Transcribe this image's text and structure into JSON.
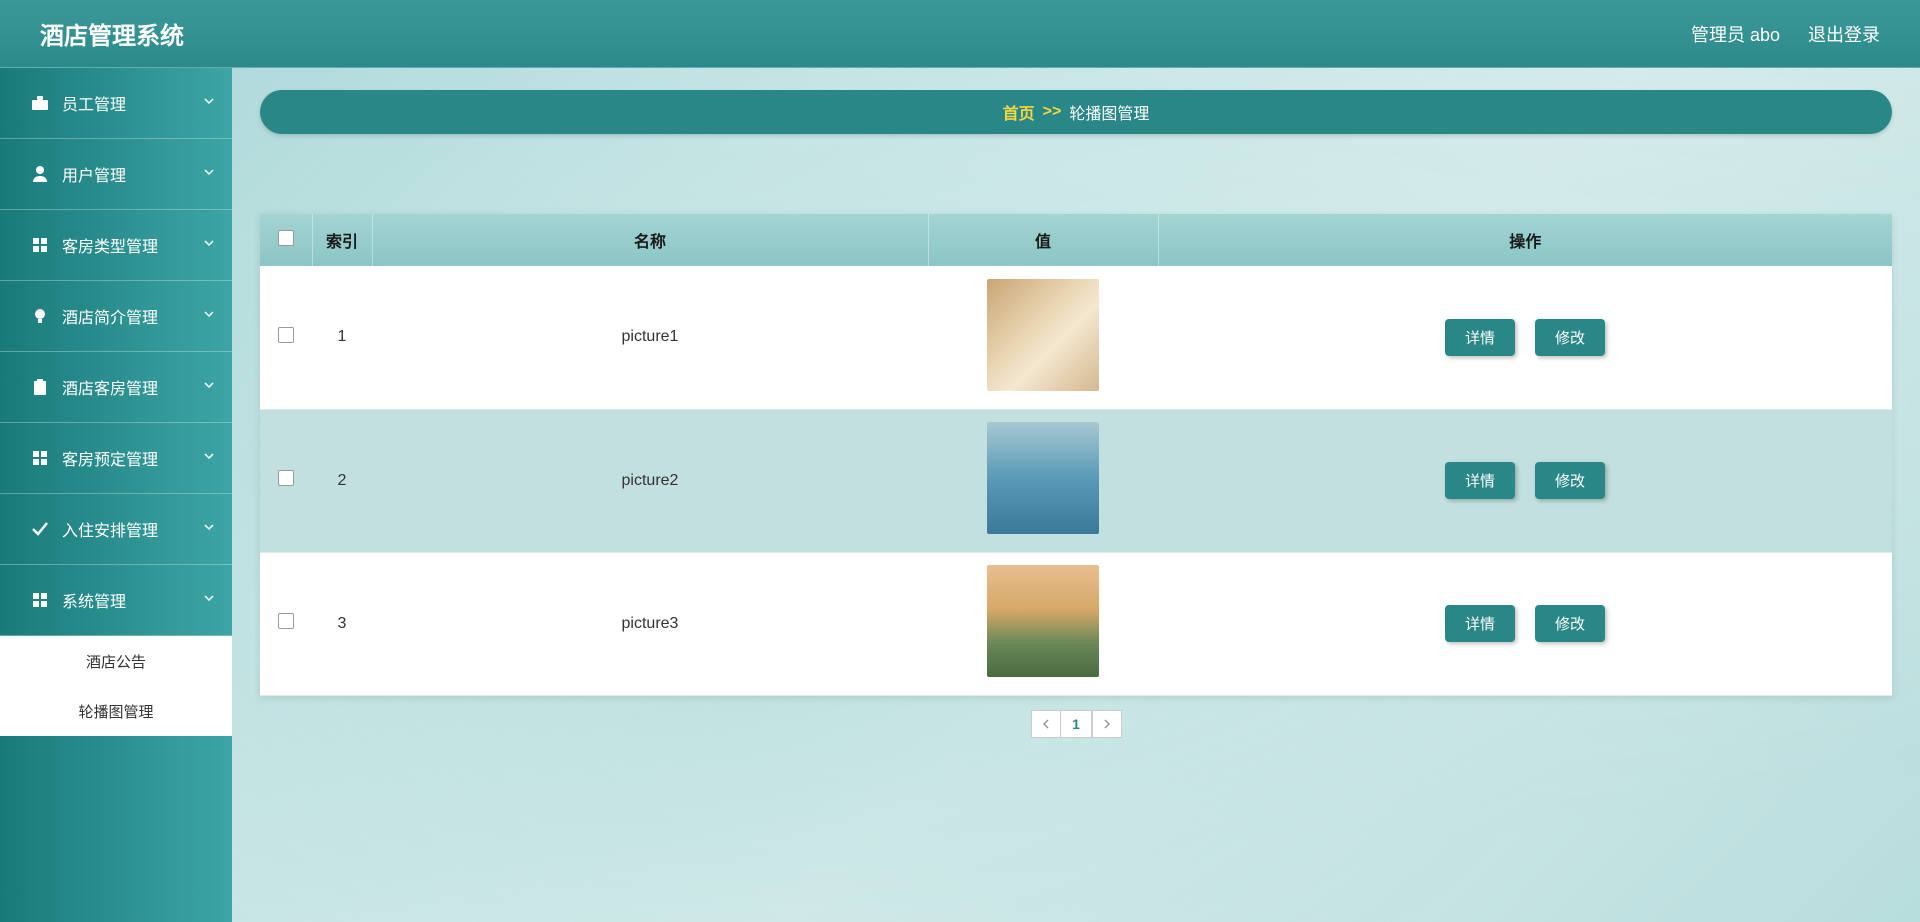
{
  "header": {
    "title": "酒店管理系统",
    "user_label": "管理员 abo",
    "logout_label": "退出登录"
  },
  "sidebar": {
    "items": [
      {
        "label": "员工管理",
        "icon": "briefcase"
      },
      {
        "label": "用户管理",
        "icon": "user"
      },
      {
        "label": "客房类型管理",
        "icon": "grid"
      },
      {
        "label": "酒店简介管理",
        "icon": "bulb"
      },
      {
        "label": "酒店客房管理",
        "icon": "clipboard"
      },
      {
        "label": "客房预定管理",
        "icon": "grid"
      },
      {
        "label": "入住安排管理",
        "icon": "check"
      },
      {
        "label": "系统管理",
        "icon": "grid"
      }
    ],
    "submenu": [
      {
        "label": "酒店公告"
      },
      {
        "label": "轮播图管理"
      }
    ]
  },
  "breadcrumb": {
    "home": "首页",
    "sep": ">>",
    "current": "轮播图管理"
  },
  "table": {
    "headers": {
      "index": "索引",
      "name": "名称",
      "value": "值",
      "action": "操作"
    },
    "rows": [
      {
        "index": "1",
        "name": "picture1"
      },
      {
        "index": "2",
        "name": "picture2"
      },
      {
        "index": "3",
        "name": "picture3"
      }
    ],
    "detail_btn": "详情",
    "edit_btn": "修改"
  },
  "pagination": {
    "current": "1"
  }
}
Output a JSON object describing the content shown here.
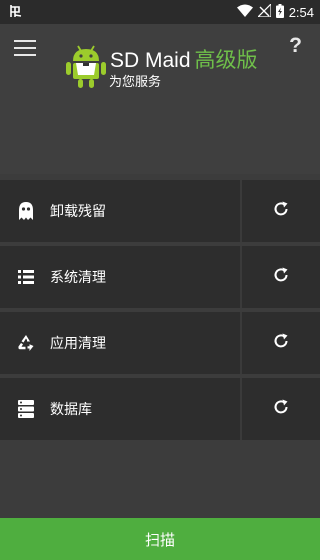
{
  "status_bar": {
    "time": "2:54",
    "icons": [
      "app-notification-icon",
      "wifi-icon",
      "no-signal-icon",
      "battery-charging-icon"
    ]
  },
  "header": {
    "app_name": "SD Maid",
    "edition": "高级版",
    "tagline": "为您服务",
    "help_label": "?",
    "colors": {
      "edition": "#6fbf4a"
    }
  },
  "tools": [
    {
      "label": "卸载残留",
      "icon": "ghost-icon"
    },
    {
      "label": "系统清理",
      "icon": "list-icon"
    },
    {
      "label": "应用清理",
      "icon": "recycle-icon"
    },
    {
      "label": "数据库",
      "icon": "database-icon"
    }
  ],
  "scan_button": {
    "label": "扫描",
    "color": "#4fae3f"
  }
}
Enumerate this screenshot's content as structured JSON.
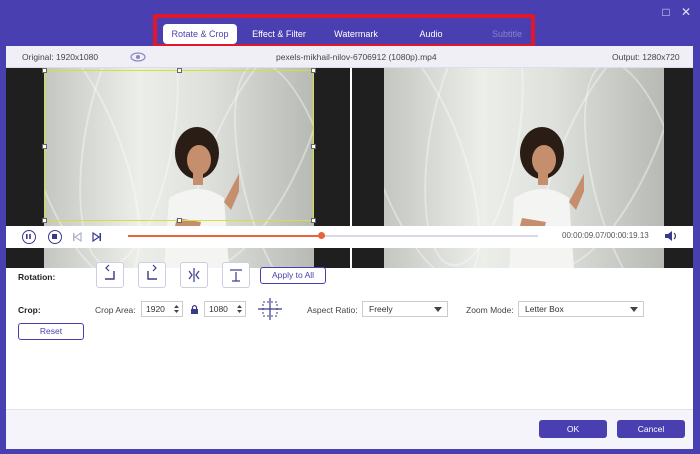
{
  "tabs": [
    {
      "label": "Rotate & Crop",
      "active": true
    },
    {
      "label": "Effect & Filter"
    },
    {
      "label": "Watermark"
    },
    {
      "label": "Audio"
    },
    {
      "label": "Subtitle",
      "disabled": true
    }
  ],
  "info": {
    "original": "Original: 1920x1080",
    "filename": "pexels-mikhail-nilov-6706912 (1080p).mp4",
    "output": "Output: 1280x720"
  },
  "playback": {
    "timecode": "00:00:09.07/00:00:19.13",
    "progress": 0.47
  },
  "rotation": {
    "label": "Rotation:",
    "apply_all": "Apply to All"
  },
  "crop": {
    "label": "Crop:",
    "area_label": "Crop Area:",
    "width": "1920",
    "height": "1080",
    "aspect_label": "Aspect Ratio:",
    "aspect_value": "Freely",
    "zoom_label": "Zoom Mode:",
    "zoom_value": "Letter Box",
    "reset": "Reset"
  },
  "footer": {
    "ok": "OK",
    "cancel": "Cancel"
  },
  "colors": {
    "accent": "#4a3fb0",
    "progress": "#e8623a",
    "highlight": "#e0182e"
  }
}
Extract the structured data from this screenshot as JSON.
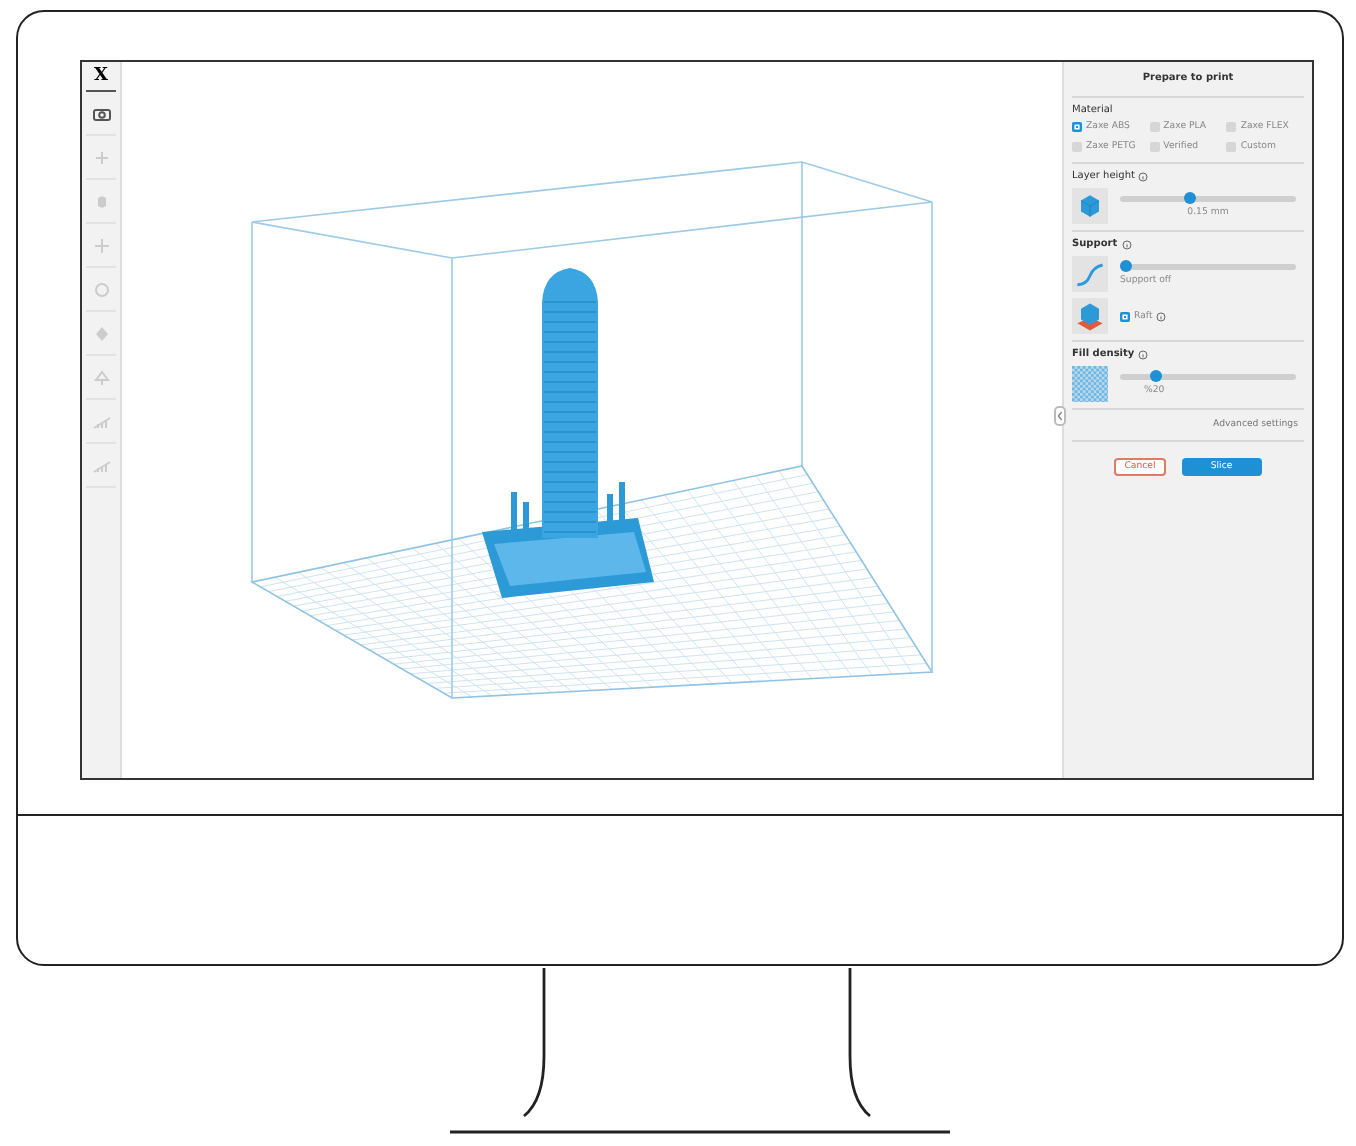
{
  "toolbar": {
    "logo": "X",
    "tools": [
      {
        "kind": "camera",
        "disabled": false
      },
      {
        "kind": "move",
        "disabled": true
      },
      {
        "kind": "rotate",
        "disabled": true
      },
      {
        "kind": "scale",
        "disabled": true
      },
      {
        "kind": "mirror",
        "disabled": true
      },
      {
        "kind": "place",
        "disabled": true
      },
      {
        "kind": "tree",
        "disabled": true
      },
      {
        "kind": "bars",
        "disabled": true
      },
      {
        "kind": "bars",
        "disabled": true
      }
    ]
  },
  "panel": {
    "title": "Prepare to print",
    "material_label": "Material",
    "materials": [
      {
        "label": "Zaxe ABS",
        "checked": true
      },
      {
        "label": "Zaxe PLA",
        "checked": false
      },
      {
        "label": "Zaxe FLEX",
        "checked": false
      },
      {
        "label": "Zaxe PETG",
        "checked": false
      },
      {
        "label": "Verified",
        "checked": false
      },
      {
        "label": "Custom",
        "checked": false
      }
    ],
    "layer_height": {
      "label": "Layer height",
      "level": 0.4,
      "reading": "0.15 mm"
    },
    "support": {
      "label": "Support",
      "level": 0.03,
      "reading": "Support off"
    },
    "raft": {
      "label": "Raft",
      "checked": true
    },
    "fill_density": {
      "label": "Fill density",
      "level": 0.2,
      "reading": "%20"
    },
    "advanced_link": "Advanced settings",
    "buttons": {
      "cancel": "Cancel",
      "slice": "Slice"
    }
  }
}
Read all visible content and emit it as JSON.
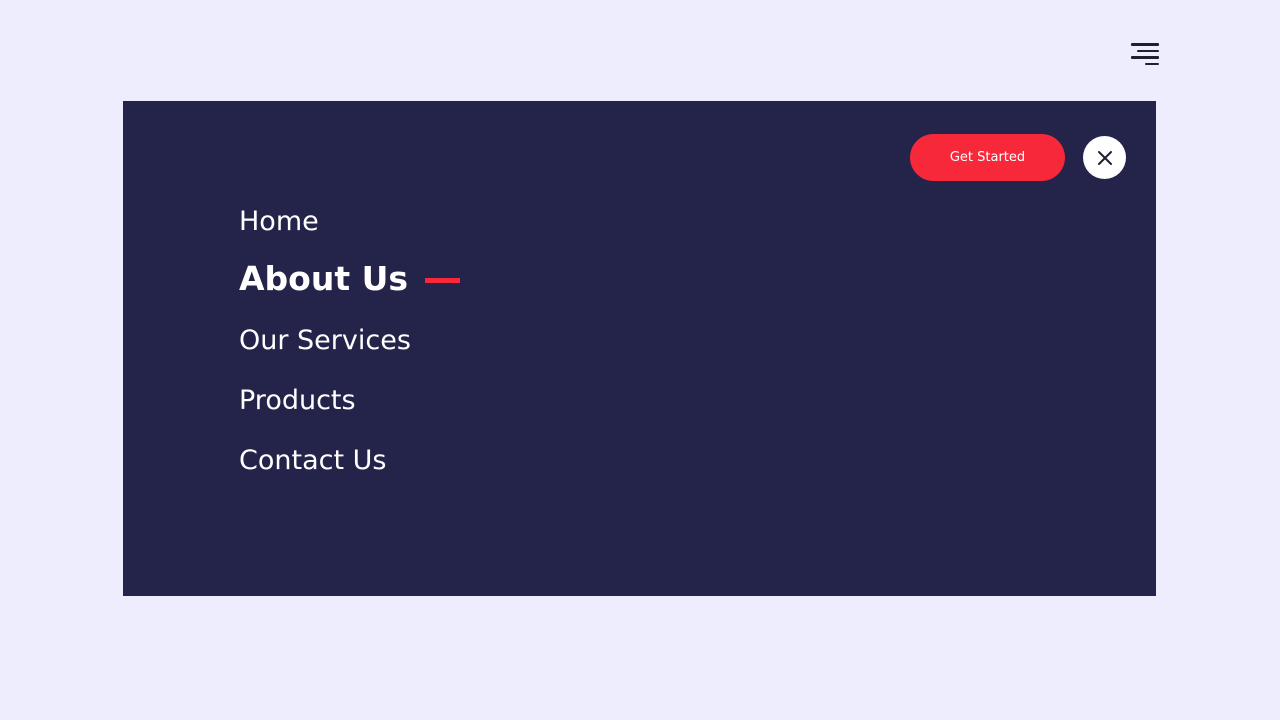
{
  "menu": {
    "cta_label": "Get Started",
    "items": [
      {
        "label": "Home"
      },
      {
        "label": "About Us"
      },
      {
        "label": "Our Services"
      },
      {
        "label": "Products"
      },
      {
        "label": "Contact Us"
      }
    ]
  },
  "icons": {
    "open": "hamburger-menu-icon",
    "close": "close-icon"
  },
  "colors": {
    "page_background": "#eeedfd",
    "panel_background": "#24234a",
    "accent": "#f7283a",
    "text": "#ffffff"
  }
}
——
- **THE TASK**
Your task is an exact transcription of all the data, minus the pictures.

- **COMPLETED EXERCISE**
Transcribe this image's text and structure into JSON.
{
  "header": {
    "title": "酒店管理系统",
    "user_label": "管理员 abo",
    "logout_label": "退出登录"
  },
  "sidebar": {
    "items": [
      {
        "label": "员工管理",
        "icon": "briefcase"
      },
      {
        "label": "用户管理",
        "icon": "user"
      },
      {
        "label": "客房类型管理",
        "icon": "grid"
      },
      {
        "label": "酒店简介管理",
        "icon": "bulb"
      },
      {
        "label": "酒店客房管理",
        "icon": "clipboard"
      },
      {
        "label": "客房预定管理",
        "icon": "grid"
      },
      {
        "label": "入住安排管理",
        "icon": "check"
      },
      {
        "label": "系统管理",
        "icon": "grid"
      }
    ],
    "submenu": [
      {
        "label": "酒店公告"
      },
      {
        "label": "轮播图管理"
      }
    ]
  },
  "breadcrumb": {
    "home": "首页",
    "sep": ">>",
    "current": "轮播图管理"
  },
  "table": {
    "headers": {
      "index": "索引",
      "name": "名称",
      "value": "值",
      "action": "操作"
    },
    "rows": [
      {
        "index": "1",
        "name": "picture1"
      },
      {
        "index": "2",
        "name": "picture2"
      },
      {
        "index": "3",
        "name": "picture3"
      }
    ],
    "detail_btn": "详情",
    "edit_btn": "修改"
  },
  "pagination": {
    "current": "1"
  }
}
Output a JSON object describing the content shown here.
{
  "status_bar": {
    "time": "2:54",
    "icons": [
      "app-notification-icon",
      "wifi-icon",
      "no-signal-icon",
      "battery-charging-icon"
    ]
  },
  "header": {
    "app_name": "SD Maid",
    "edition": "高级版",
    "tagline": "为您服务",
    "help_label": "?",
    "colors": {
      "edition": "#6fbf4a"
    }
  },
  "tools": [
    {
      "label": "卸载残留",
      "icon": "ghost-icon"
    },
    {
      "label": "系统清理",
      "icon": "list-icon"
    },
    {
      "label": "应用清理",
      "icon": "recycle-icon"
    },
    {
      "label": "数据库",
      "icon": "database-icon"
    }
  ],
  "scan_button": {
    "label": "扫描",
    "color": "#4fae3f"
  }
}
Enumerate this screenshot's content as structured JSON.
{
  "tabs": [
    {
      "label": "Rotate & Crop",
      "active": true
    },
    {
      "label": "Effect & Filter"
    },
    {
      "label": "Watermark"
    },
    {
      "label": "Audio"
    },
    {
      "label": "Subtitle",
      "disabled": true
    }
  ],
  "info": {
    "original": "Original: 1920x1080",
    "filename": "pexels-mikhail-nilov-6706912 (1080p).mp4",
    "output": "Output: 1280x720"
  },
  "playback": {
    "timecode": "00:00:09.07/00:00:19.13",
    "progress": 0.47
  },
  "rotation": {
    "label": "Rotation:",
    "apply_all": "Apply to All"
  },
  "crop": {
    "label": "Crop:",
    "area_label": "Crop Area:",
    "width": "1920",
    "height": "1080",
    "aspect_label": "Aspect Ratio:",
    "aspect_value": "Freely",
    "zoom_label": "Zoom Mode:",
    "zoom_value": "Letter Box",
    "reset": "Reset"
  },
  "footer": {
    "ok": "OK",
    "cancel": "Cancel"
  },
  "colors": {
    "accent": "#4a3fb0",
    "progress": "#e8623a",
    "highlight": "#e0182e"
  }
}
Extract the structured data from this screenshot as JSON.
{
  "toolbar": {
    "logo": "X",
    "tools": [
      {
        "kind": "camera",
        "disabled": false
      },
      {
        "kind": "move",
        "disabled": true
      },
      {
        "kind": "rotate",
        "disabled": true
      },
      {
        "kind": "scale",
        "disabled": true
      },
      {
        "kind": "mirror",
        "disabled": true
      },
      {
        "kind": "place",
        "disabled": true
      },
      {
        "kind": "tree",
        "disabled": true
      },
      {
        "kind": "bars",
        "disabled": true
      },
      {
        "kind": "bars",
        "disabled": true
      }
    ]
  },
  "panel": {
    "title": "Prepare to print",
    "material_label": "Material",
    "materials": [
      {
        "label": "Zaxe ABS",
        "checked": true
      },
      {
        "label": "Zaxe PLA",
        "checked": false
      },
      {
        "label": "Zaxe FLEX",
        "checked": false
      },
      {
        "label": "Zaxe PETG",
        "checked": false
      },
      {
        "label": "Verified",
        "checked": false
      },
      {
        "label": "Custom",
        "checked": false
      }
    ],
    "layer_height": {
      "label": "Layer height",
      "level": 0.4,
      "reading": "0.15 mm"
    },
    "support": {
      "label": "Support",
      "level": 0.03,
      "reading": "Support off"
    },
    "raft": {
      "label": "Raft",
      "checked": true
    },
    "fill_density": {
      "label": "Fill density",
      "level": 0.2,
      "reading": "%20"
    },
    "advanced_link": "Advanced settings",
    "buttons": {
      "cancel": "Cancel",
      "slice": "Slice"
    }
  }
}
Read all visible content and emit it as JSON.
{
  "menu": {
    "cta_label": "Get Started",
    "items": [
      {
        "label": "Home"
      },
      {
        "label": "About Us"
      },
      {
        "label": "Our Services"
      },
      {
        "label": "Products"
      },
      {
        "label": "Contact Us"
      }
    ]
  },
  "icons": {
    "open": "hamburger-menu-icon",
    "close": "close-icon"
  },
  "colors": {
    "page_background": "#eeedfd",
    "panel_background": "#24234a",
    "accent": "#f7283a",
    "text": "#ffffff"
  }
}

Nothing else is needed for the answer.